[Records that describe figures]
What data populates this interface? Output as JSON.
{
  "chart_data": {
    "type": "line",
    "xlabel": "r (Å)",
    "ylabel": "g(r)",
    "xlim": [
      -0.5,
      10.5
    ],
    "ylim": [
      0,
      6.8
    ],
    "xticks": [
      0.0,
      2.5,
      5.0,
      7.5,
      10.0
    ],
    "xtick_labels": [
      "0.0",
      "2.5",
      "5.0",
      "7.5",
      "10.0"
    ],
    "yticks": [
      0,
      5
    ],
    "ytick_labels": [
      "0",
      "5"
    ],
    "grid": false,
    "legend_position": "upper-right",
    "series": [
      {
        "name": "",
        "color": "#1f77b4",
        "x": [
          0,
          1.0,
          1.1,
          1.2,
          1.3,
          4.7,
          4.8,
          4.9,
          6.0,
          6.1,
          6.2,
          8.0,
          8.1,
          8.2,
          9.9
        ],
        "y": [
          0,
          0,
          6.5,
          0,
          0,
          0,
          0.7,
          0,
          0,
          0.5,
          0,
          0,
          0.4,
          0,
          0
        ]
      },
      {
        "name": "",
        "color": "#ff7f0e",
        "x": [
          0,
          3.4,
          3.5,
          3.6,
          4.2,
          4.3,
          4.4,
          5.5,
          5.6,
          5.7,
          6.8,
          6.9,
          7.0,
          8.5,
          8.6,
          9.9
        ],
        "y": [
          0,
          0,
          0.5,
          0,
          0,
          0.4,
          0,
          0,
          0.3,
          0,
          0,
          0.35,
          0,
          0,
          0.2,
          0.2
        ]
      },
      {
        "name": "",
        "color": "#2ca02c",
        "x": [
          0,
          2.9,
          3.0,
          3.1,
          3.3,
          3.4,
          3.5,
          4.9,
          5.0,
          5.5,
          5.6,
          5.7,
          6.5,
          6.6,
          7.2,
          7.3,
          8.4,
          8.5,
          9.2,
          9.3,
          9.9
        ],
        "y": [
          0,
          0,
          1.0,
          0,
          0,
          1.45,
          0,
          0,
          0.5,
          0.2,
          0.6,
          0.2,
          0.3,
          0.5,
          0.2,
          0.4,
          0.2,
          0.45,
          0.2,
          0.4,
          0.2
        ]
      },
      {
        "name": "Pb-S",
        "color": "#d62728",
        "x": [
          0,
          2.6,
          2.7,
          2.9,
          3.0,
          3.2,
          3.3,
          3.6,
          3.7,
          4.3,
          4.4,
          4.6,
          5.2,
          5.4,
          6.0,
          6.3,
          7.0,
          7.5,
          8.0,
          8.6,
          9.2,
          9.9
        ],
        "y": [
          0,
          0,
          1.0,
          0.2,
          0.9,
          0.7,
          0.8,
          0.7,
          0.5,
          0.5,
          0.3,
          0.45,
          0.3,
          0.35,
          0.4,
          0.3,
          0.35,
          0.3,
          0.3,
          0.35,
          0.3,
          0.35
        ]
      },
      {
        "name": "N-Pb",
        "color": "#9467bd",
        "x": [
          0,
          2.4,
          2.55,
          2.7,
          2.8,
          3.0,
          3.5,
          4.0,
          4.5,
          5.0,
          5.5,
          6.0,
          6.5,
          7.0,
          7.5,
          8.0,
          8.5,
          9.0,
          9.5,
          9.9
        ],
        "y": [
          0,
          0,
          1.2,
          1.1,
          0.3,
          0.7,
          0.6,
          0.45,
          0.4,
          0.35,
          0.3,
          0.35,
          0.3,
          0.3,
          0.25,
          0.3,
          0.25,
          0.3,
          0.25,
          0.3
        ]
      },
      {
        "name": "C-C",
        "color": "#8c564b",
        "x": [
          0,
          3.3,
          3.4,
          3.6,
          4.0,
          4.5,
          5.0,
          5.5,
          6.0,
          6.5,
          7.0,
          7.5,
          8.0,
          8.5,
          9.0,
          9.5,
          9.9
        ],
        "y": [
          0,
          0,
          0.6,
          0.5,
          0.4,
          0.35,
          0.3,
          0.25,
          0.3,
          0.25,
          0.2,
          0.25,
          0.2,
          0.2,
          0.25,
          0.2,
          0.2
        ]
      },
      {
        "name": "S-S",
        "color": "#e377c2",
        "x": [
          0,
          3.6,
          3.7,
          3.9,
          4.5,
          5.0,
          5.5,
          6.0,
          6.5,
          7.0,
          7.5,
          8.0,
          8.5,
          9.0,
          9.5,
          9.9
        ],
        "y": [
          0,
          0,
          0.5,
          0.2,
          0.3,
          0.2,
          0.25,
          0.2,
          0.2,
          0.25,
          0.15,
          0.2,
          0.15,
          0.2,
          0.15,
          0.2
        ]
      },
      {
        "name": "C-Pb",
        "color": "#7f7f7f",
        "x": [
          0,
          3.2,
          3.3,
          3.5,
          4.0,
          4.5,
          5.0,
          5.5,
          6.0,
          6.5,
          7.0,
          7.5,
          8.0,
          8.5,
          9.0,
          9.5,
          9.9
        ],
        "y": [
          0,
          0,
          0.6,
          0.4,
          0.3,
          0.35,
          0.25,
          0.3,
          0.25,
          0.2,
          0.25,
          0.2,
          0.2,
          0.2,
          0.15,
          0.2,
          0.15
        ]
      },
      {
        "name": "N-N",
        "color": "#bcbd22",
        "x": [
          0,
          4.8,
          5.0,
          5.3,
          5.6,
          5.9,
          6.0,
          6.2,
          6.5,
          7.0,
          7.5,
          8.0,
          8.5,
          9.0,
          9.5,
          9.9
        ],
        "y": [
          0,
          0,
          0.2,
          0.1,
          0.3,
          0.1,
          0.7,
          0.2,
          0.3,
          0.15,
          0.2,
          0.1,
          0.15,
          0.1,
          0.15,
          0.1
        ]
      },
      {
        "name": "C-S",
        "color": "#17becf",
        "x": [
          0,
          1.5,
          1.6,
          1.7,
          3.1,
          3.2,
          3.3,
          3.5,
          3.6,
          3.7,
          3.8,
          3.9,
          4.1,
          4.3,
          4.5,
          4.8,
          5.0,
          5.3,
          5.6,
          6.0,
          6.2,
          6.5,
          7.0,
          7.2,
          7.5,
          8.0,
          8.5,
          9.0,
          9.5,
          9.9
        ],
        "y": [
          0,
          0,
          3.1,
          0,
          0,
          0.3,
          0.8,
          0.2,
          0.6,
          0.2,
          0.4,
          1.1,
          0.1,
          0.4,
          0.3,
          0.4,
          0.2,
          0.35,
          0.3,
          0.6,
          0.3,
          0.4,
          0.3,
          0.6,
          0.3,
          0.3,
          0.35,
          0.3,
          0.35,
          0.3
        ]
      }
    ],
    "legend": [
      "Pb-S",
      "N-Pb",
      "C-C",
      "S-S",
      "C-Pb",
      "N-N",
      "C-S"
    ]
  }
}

EXERCISE OBJECTIVE: Reproduce each entry word for word.

SOLUTION FOR THIS EXERCISE:
What data populates this interface? Output as JSON.
{
  "chart_data": {
    "type": "line",
    "xlabel": "r (Å)",
    "ylabel": "g(r)",
    "xlim": [
      -0.5,
      10.5
    ],
    "ylim": [
      0,
      6.8
    ],
    "xticks": [
      0.0,
      2.5,
      5.0,
      7.5,
      10.0
    ],
    "xtick_labels": [
      "0.0",
      "2.5",
      "5.0",
      "7.5",
      "10.0"
    ],
    "yticks": [
      0,
      5
    ],
    "ytick_labels": [
      "0",
      "5"
    ],
    "grid": false,
    "legend_position": "upper-right",
    "series": [
      {
        "name": "",
        "color": "#1f77b4",
        "x": [
          0,
          1.0,
          1.1,
          1.2,
          1.3,
          4.7,
          4.8,
          4.9,
          6.0,
          6.1,
          6.2,
          8.0,
          8.1,
          8.2,
          9.9
        ],
        "y": [
          0,
          0,
          6.5,
          0,
          0,
          0,
          0.7,
          0,
          0,
          0.5,
          0,
          0,
          0.4,
          0,
          0
        ]
      },
      {
        "name": "",
        "color": "#ff7f0e",
        "x": [
          0,
          3.4,
          3.5,
          3.6,
          4.2,
          4.3,
          4.4,
          5.5,
          5.6,
          5.7,
          6.8,
          6.9,
          7.0,
          8.5,
          8.6,
          9.9
        ],
        "y": [
          0,
          0,
          0.5,
          0,
          0,
          0.4,
          0,
          0,
          0.3,
          0,
          0,
          0.35,
          0,
          0,
          0.2,
          0.2
        ]
      },
      {
        "name": "",
        "color": "#2ca02c",
        "x": [
          0,
          2.9,
          3.0,
          3.1,
          3.3,
          3.4,
          3.5,
          4.9,
          5.0,
          5.5,
          5.6,
          5.7,
          6.5,
          6.6,
          7.2,
          7.3,
          8.4,
          8.5,
          9.2,
          9.3,
          9.9
        ],
        "y": [
          0,
          0,
          1.0,
          0,
          0,
          1.45,
          0,
          0,
          0.5,
          0.2,
          0.6,
          0.2,
          0.3,
          0.5,
          0.2,
          0.4,
          0.2,
          0.45,
          0.2,
          0.4,
          0.2
        ]
      },
      {
        "name": "Pb-S",
        "color": "#d62728",
        "x": [
          0,
          2.6,
          2.7,
          2.9,
          3.0,
          3.2,
          3.3,
          3.6,
          3.7,
          4.3,
          4.4,
          4.6,
          5.2,
          5.4,
          6.0,
          6.3,
          7.0,
          7.5,
          8.0,
          8.6,
          9.2,
          9.9
        ],
        "y": [
          0,
          0,
          1.0,
          0.2,
          0.9,
          0.7,
          0.8,
          0.7,
          0.5,
          0.5,
          0.3,
          0.45,
          0.3,
          0.35,
          0.4,
          0.3,
          0.35,
          0.3,
          0.3,
          0.35,
          0.3,
          0.35
        ]
      },
      {
        "name": "N-Pb",
        "color": "#9467bd",
        "x": [
          0,
          2.4,
          2.55,
          2.7,
          2.8,
          3.0,
          3.5,
          4.0,
          4.5,
          5.0,
          5.5,
          6.0,
          6.5,
          7.0,
          7.5,
          8.0,
          8.5,
          9.0,
          9.5,
          9.9
        ],
        "y": [
          0,
          0,
          1.2,
          1.1,
          0.3,
          0.7,
          0.6,
          0.45,
          0.4,
          0.35,
          0.3,
          0.35,
          0.3,
          0.3,
          0.25,
          0.3,
          0.25,
          0.3,
          0.25,
          0.3
        ]
      },
      {
        "name": "C-C",
        "color": "#8c564b",
        "x": [
          0,
          3.3,
          3.4,
          3.6,
          4.0,
          4.5,
          5.0,
          5.5,
          6.0,
          6.5,
          7.0,
          7.5,
          8.0,
          8.5,
          9.0,
          9.5,
          9.9
        ],
        "y": [
          0,
          0,
          0.6,
          0.5,
          0.4,
          0.35,
          0.3,
          0.25,
          0.3,
          0.25,
          0.2,
          0.25,
          0.2,
          0.2,
          0.25,
          0.2,
          0.2
        ]
      },
      {
        "name": "S-S",
        "color": "#e377c2",
        "x": [
          0,
          3.6,
          3.7,
          3.9,
          4.5,
          5.0,
          5.5,
          6.0,
          6.5,
          7.0,
          7.5,
          8.0,
          8.5,
          9.0,
          9.5,
          9.9
        ],
        "y": [
          0,
          0,
          0.5,
          0.2,
          0.3,
          0.2,
          0.25,
          0.2,
          0.2,
          0.25,
          0.15,
          0.2,
          0.15,
          0.2,
          0.15,
          0.2
        ]
      },
      {
        "name": "C-Pb",
        "color": "#7f7f7f",
        "x": [
          0,
          3.2,
          3.3,
          3.5,
          4.0,
          4.5,
          5.0,
          5.5,
          6.0,
          6.5,
          7.0,
          7.5,
          8.0,
          8.5,
          9.0,
          9.5,
          9.9
        ],
        "y": [
          0,
          0,
          0.6,
          0.4,
          0.3,
          0.35,
          0.25,
          0.3,
          0.25,
          0.2,
          0.25,
          0.2,
          0.2,
          0.2,
          0.15,
          0.2,
          0.15
        ]
      },
      {
        "name": "N-N",
        "color": "#bcbd22",
        "x": [
          0,
          4.8,
          5.0,
          5.3,
          5.6,
          5.9,
          6.0,
          6.2,
          6.5,
          7.0,
          7.5,
          8.0,
          8.5,
          9.0,
          9.5,
          9.9
        ],
        "y": [
          0,
          0,
          0.2,
          0.1,
          0.3,
          0.1,
          0.7,
          0.2,
          0.3,
          0.15,
          0.2,
          0.1,
          0.15,
          0.1,
          0.15,
          0.1
        ]
      },
      {
        "name": "C-S",
        "color": "#17becf",
        "x": [
          0,
          1.5,
          1.6,
          1.7,
          3.1,
          3.2,
          3.3,
          3.5,
          3.6,
          3.7,
          3.8,
          3.9,
          4.1,
          4.3,
          4.5,
          4.8,
          5.0,
          5.3,
          5.6,
          6.0,
          6.2,
          6.5,
          7.0,
          7.2,
          7.5,
          8.0,
          8.5,
          9.0,
          9.5,
          9.9
        ],
        "y": [
          0,
          0,
          3.1,
          0,
          0,
          0.3,
          0.8,
          0.2,
          0.6,
          0.2,
          0.4,
          1.1,
          0.1,
          0.4,
          0.3,
          0.4,
          0.2,
          0.35,
          0.3,
          0.6,
          0.3,
          0.4,
          0.3,
          0.6,
          0.3,
          0.3,
          0.35,
          0.3,
          0.35,
          0.3
        ]
      }
    ],
    "legend": [
      "Pb-S",
      "N-Pb",
      "C-C",
      "S-S",
      "C-Pb",
      "N-N",
      "C-S"
    ]
  }
}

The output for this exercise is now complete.